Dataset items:
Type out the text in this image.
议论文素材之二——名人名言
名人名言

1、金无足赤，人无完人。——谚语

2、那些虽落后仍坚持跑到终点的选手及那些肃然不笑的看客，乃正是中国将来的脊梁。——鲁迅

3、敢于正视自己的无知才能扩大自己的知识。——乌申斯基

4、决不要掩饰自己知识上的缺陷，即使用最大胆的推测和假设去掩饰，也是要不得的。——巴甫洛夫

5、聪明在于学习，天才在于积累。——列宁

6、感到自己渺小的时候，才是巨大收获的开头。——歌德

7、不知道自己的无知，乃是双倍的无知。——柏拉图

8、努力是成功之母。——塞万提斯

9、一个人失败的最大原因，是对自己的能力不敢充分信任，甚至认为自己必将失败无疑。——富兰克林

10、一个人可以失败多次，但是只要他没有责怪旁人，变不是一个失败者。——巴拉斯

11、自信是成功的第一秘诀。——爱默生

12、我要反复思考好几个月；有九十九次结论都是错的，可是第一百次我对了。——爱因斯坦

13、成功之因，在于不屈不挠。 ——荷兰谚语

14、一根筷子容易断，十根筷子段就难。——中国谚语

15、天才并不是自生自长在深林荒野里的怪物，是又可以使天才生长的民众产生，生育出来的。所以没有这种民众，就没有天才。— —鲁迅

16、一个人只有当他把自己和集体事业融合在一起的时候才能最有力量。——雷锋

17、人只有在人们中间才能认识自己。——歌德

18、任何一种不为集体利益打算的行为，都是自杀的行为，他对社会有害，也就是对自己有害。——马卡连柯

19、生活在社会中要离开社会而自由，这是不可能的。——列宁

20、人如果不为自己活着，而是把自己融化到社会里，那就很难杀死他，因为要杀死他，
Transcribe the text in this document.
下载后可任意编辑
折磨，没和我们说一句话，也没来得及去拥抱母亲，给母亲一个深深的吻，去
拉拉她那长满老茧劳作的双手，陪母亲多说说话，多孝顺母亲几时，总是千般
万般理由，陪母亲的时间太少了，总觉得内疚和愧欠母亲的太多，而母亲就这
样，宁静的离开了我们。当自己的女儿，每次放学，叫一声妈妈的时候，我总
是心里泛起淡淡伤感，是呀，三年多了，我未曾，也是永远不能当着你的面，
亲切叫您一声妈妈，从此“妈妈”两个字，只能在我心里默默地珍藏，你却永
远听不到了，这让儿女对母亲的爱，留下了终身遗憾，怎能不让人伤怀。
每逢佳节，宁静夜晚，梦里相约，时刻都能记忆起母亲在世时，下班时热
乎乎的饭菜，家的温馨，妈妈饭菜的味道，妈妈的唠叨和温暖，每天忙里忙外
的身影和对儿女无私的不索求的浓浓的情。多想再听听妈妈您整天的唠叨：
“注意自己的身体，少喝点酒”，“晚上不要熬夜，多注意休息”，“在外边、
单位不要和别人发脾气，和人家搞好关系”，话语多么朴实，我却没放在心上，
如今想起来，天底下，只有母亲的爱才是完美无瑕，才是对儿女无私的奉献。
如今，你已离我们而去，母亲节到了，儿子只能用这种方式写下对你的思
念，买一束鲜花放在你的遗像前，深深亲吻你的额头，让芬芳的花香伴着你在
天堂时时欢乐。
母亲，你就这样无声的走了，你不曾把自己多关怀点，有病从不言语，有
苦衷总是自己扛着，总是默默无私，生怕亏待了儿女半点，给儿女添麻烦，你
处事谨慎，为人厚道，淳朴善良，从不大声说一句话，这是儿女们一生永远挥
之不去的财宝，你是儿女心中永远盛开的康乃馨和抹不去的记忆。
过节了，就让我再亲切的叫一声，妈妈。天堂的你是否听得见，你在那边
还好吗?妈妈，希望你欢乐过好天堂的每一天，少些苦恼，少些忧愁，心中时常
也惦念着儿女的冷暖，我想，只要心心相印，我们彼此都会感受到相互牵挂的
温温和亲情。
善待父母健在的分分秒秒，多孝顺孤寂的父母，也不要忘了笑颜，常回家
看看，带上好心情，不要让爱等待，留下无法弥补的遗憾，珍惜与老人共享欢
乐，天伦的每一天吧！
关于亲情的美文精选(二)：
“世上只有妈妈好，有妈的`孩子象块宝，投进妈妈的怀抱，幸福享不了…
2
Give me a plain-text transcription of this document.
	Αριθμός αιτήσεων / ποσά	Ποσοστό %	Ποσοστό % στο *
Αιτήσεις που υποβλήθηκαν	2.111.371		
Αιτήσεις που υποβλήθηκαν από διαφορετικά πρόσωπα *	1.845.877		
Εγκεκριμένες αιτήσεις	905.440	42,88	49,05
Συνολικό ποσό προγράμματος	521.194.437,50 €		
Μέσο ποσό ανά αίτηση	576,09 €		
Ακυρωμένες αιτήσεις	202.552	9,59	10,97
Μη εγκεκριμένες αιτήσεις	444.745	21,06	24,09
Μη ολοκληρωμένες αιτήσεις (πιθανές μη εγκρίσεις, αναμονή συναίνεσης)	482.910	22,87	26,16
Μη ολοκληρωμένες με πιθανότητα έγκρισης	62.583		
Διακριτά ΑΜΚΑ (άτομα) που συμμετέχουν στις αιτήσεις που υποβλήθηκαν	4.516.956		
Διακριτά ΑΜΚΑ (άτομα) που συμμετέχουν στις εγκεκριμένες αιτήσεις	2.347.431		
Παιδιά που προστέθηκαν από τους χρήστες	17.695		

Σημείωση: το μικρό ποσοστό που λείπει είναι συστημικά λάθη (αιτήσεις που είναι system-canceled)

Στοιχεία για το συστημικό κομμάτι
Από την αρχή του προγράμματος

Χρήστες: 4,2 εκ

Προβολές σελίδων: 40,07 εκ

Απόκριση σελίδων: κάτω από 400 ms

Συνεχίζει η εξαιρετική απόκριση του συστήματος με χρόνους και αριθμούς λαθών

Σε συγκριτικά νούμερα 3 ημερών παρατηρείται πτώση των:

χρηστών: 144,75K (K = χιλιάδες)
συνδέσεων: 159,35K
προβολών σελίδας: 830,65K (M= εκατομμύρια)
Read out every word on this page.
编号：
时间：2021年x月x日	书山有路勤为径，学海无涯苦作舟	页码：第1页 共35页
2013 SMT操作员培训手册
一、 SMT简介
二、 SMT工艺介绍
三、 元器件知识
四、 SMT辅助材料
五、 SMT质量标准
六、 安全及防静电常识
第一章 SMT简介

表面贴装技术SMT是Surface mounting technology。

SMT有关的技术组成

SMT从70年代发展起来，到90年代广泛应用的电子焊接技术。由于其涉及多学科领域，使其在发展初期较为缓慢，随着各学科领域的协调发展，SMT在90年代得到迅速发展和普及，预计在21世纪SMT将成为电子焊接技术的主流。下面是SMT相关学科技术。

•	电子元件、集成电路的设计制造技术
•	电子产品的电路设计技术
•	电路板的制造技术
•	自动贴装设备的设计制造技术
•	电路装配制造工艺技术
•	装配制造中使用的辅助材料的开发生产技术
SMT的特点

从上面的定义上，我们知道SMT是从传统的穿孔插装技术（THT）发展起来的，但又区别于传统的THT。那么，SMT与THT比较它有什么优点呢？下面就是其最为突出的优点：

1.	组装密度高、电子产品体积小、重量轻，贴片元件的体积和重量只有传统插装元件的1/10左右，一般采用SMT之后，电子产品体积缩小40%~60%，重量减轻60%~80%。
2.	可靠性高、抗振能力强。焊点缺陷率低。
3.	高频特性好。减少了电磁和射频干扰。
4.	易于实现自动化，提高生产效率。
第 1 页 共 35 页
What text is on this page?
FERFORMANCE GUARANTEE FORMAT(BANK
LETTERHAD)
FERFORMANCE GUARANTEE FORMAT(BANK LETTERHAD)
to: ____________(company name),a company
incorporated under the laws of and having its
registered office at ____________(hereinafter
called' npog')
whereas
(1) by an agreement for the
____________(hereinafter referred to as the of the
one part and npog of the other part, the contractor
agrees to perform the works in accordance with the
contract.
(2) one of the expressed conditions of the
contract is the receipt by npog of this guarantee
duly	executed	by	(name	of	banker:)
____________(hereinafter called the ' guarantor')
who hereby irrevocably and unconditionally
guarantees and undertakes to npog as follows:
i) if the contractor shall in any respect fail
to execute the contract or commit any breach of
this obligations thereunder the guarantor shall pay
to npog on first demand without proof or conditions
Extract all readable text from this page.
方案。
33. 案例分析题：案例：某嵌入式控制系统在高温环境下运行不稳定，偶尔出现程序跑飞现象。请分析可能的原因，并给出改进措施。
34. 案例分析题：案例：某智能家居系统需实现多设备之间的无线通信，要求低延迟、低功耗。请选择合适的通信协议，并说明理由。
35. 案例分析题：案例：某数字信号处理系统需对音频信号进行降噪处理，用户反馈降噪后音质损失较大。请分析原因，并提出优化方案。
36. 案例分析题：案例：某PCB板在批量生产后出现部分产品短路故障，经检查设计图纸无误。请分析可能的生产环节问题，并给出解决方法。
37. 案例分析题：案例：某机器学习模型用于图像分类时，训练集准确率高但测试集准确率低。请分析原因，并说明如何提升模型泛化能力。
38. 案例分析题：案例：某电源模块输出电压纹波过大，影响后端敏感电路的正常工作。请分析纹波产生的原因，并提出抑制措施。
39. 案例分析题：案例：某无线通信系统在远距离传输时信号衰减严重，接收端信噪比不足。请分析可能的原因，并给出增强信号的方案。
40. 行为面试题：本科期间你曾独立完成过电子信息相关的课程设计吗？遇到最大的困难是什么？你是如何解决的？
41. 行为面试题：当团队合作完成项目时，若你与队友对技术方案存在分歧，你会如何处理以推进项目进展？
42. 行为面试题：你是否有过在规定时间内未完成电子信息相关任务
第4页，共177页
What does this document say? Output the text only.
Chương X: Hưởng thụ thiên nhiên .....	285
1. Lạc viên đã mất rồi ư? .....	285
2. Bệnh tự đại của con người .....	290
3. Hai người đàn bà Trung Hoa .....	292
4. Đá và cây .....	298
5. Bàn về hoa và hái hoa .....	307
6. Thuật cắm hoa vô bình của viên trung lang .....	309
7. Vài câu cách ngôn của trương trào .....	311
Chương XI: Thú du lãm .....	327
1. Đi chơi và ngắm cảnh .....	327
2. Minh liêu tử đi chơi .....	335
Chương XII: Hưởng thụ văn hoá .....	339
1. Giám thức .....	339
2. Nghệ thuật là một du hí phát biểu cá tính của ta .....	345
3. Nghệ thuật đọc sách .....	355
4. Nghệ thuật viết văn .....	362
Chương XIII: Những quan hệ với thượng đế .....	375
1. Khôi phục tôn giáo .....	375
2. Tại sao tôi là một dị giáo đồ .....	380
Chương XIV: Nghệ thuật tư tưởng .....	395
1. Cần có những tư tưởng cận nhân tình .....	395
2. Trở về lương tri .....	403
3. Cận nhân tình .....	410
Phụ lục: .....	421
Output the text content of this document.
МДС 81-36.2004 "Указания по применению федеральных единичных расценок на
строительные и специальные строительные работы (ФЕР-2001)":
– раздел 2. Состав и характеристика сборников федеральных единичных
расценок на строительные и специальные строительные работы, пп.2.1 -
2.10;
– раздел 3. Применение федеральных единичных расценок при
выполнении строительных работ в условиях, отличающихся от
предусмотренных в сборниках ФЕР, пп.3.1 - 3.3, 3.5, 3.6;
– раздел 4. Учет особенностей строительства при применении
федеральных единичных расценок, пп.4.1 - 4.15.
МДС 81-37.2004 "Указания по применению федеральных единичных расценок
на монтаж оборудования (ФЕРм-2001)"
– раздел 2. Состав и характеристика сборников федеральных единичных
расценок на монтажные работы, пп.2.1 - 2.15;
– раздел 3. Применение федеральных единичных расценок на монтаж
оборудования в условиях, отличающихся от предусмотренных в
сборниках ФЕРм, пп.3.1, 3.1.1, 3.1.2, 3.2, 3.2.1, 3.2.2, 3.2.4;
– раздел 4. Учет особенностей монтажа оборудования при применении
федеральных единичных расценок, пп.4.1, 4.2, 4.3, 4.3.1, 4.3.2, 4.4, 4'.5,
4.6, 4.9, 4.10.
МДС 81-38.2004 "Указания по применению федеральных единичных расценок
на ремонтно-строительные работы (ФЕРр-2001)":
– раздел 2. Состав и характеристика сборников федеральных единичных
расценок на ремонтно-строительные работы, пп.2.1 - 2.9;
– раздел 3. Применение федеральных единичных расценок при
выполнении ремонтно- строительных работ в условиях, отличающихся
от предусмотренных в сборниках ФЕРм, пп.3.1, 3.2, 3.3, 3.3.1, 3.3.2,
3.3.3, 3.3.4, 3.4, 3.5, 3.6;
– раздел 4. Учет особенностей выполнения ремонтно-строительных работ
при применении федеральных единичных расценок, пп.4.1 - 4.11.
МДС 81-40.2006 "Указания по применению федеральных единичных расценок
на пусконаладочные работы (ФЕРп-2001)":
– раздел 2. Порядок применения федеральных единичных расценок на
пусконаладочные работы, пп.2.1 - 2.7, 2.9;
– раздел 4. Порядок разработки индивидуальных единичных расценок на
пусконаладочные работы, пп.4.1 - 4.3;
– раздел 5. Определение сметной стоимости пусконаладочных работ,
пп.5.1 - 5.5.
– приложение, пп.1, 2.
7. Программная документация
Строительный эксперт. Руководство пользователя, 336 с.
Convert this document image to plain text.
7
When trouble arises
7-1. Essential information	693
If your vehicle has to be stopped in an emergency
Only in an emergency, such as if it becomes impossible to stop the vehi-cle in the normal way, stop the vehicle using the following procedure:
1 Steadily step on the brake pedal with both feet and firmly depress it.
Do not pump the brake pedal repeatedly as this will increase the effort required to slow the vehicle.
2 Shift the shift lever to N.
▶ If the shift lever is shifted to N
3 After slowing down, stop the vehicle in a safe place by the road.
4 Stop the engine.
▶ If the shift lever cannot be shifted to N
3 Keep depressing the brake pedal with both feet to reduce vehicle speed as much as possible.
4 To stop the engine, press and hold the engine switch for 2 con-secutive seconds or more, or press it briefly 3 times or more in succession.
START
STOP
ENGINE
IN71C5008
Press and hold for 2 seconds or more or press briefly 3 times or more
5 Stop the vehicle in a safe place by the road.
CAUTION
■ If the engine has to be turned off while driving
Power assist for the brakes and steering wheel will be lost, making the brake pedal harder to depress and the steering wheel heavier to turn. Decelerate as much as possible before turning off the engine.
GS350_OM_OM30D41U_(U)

## EXERCISE
Include both ends. Return the line holding "Convert this document image to plain text." and all lines after it in the records above, exactly as written.

## EXPECTED OUTPUT
Convert this document image to plain text.
7
When trouble arises
7-1. Essential information	693
If your vehicle has to be stopped in an emergency
Only in an emergency, such as if it becomes impossible to stop the vehi-cle in the normal way, stop the vehicle using the following procedure:
1 Steadily step on the brake pedal with both feet and firmly depress it.
Do not pump the brake pedal repeatedly as this will increase the effort required to slow the vehicle.
2 Shift the shift lever to N.
▶ If the shift lever is shifted to N
3 After slowing down, stop the vehicle in a safe place by the road.
4 Stop the engine.
▶ If the shift lever cannot be shifted to N
3 Keep depressing the brake pedal with both feet to reduce vehicle speed as much as possible.
4 To stop the engine, press and hold the engine switch for 2 con-secutive seconds or more, or press it briefly 3 times or more in succession.
START
STOP
ENGINE
IN71C5008
Press and hold for 2 seconds or more or press briefly 3 times or more
5 Stop the vehicle in a safe place by the road.
CAUTION
■ If the engine has to be turned off while driving
Power assist for the brakes and steering wheel will be lost, making the brake pedal harder to depress and the steering wheel heavier to turn. Decelerate as much as possible before turning off the engine.
GS350_OM_OM30D41U_(U)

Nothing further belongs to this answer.